Data records:

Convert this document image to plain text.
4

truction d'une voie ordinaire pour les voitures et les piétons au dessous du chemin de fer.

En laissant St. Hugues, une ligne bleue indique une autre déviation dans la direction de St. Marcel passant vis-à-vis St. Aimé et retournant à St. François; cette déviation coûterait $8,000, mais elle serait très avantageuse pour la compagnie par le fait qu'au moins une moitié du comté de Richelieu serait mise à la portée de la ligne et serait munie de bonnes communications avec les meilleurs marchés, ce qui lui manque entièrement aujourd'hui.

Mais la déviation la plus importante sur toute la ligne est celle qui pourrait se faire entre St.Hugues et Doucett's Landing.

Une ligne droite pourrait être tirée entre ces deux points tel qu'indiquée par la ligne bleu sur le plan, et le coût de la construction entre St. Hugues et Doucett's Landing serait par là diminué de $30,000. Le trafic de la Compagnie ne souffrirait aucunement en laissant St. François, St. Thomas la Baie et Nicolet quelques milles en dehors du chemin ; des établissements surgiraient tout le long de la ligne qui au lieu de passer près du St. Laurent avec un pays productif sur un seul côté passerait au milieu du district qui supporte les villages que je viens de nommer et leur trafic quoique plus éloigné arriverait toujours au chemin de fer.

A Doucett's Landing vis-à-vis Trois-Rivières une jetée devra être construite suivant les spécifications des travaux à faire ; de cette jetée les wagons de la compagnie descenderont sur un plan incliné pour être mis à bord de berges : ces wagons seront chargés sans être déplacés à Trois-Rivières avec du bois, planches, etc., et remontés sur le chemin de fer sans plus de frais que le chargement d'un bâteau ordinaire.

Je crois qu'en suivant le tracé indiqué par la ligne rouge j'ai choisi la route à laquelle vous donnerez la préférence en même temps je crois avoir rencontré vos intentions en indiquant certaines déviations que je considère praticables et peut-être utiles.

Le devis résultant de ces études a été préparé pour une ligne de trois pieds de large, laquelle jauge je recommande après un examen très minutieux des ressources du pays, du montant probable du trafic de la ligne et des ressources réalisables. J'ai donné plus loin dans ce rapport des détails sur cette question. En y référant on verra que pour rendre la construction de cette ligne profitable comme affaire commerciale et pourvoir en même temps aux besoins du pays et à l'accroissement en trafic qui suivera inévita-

---

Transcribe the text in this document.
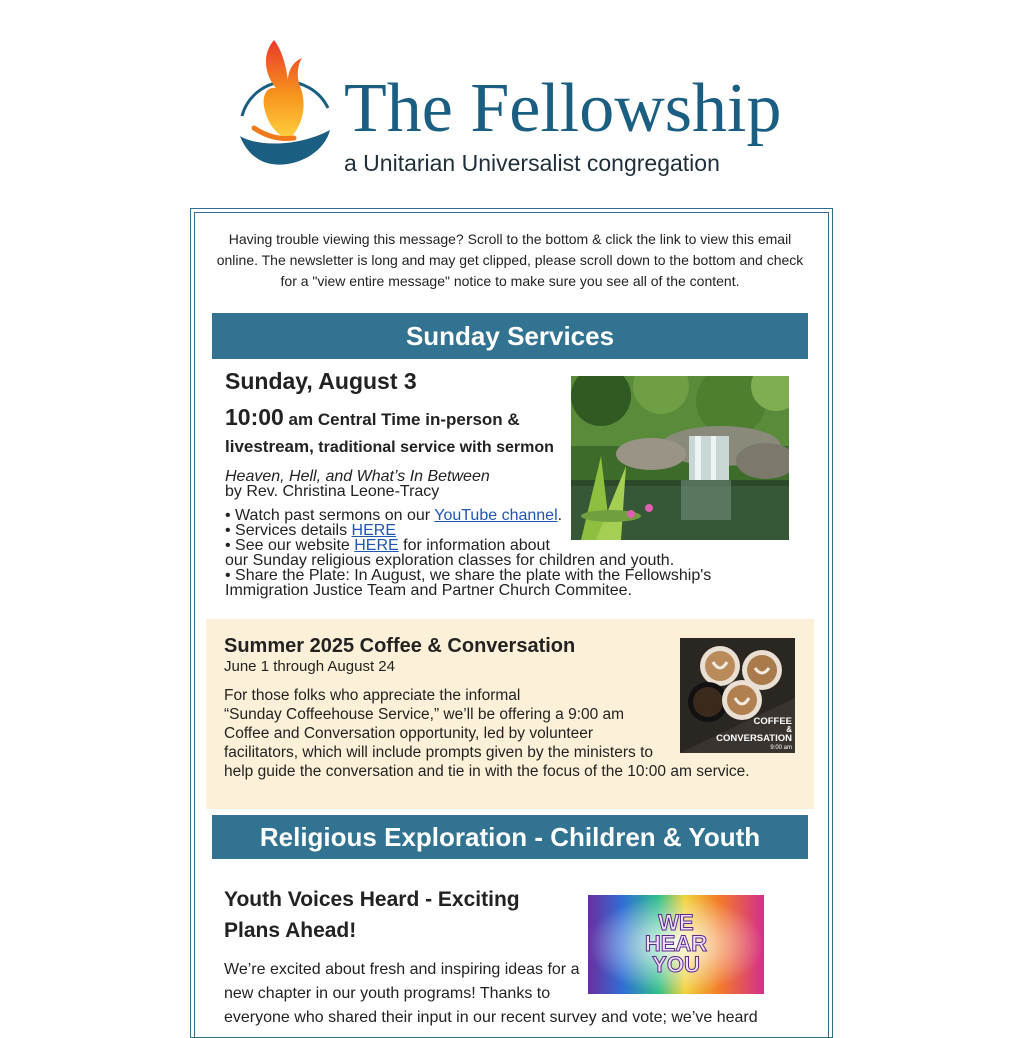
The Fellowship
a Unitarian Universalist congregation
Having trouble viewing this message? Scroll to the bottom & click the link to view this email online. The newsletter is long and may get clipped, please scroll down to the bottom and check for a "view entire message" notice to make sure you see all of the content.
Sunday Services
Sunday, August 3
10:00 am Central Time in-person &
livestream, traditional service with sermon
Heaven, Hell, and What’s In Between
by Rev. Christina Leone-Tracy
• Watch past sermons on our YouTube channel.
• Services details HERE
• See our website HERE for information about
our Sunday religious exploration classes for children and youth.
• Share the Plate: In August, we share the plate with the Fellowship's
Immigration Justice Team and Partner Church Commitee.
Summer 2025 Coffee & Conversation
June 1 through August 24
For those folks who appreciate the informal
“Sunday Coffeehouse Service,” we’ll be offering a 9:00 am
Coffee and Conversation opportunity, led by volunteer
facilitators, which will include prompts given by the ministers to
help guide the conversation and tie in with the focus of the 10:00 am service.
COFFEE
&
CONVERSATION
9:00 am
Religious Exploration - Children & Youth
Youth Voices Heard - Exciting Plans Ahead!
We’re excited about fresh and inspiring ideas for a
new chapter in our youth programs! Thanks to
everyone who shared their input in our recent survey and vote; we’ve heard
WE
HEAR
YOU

Your goal:
Using the entries above, return each line that includes the word "Fellowship".

Completed exercise:
The Fellowship
• Share the Plate: In August, we share the plate with the Fellowship's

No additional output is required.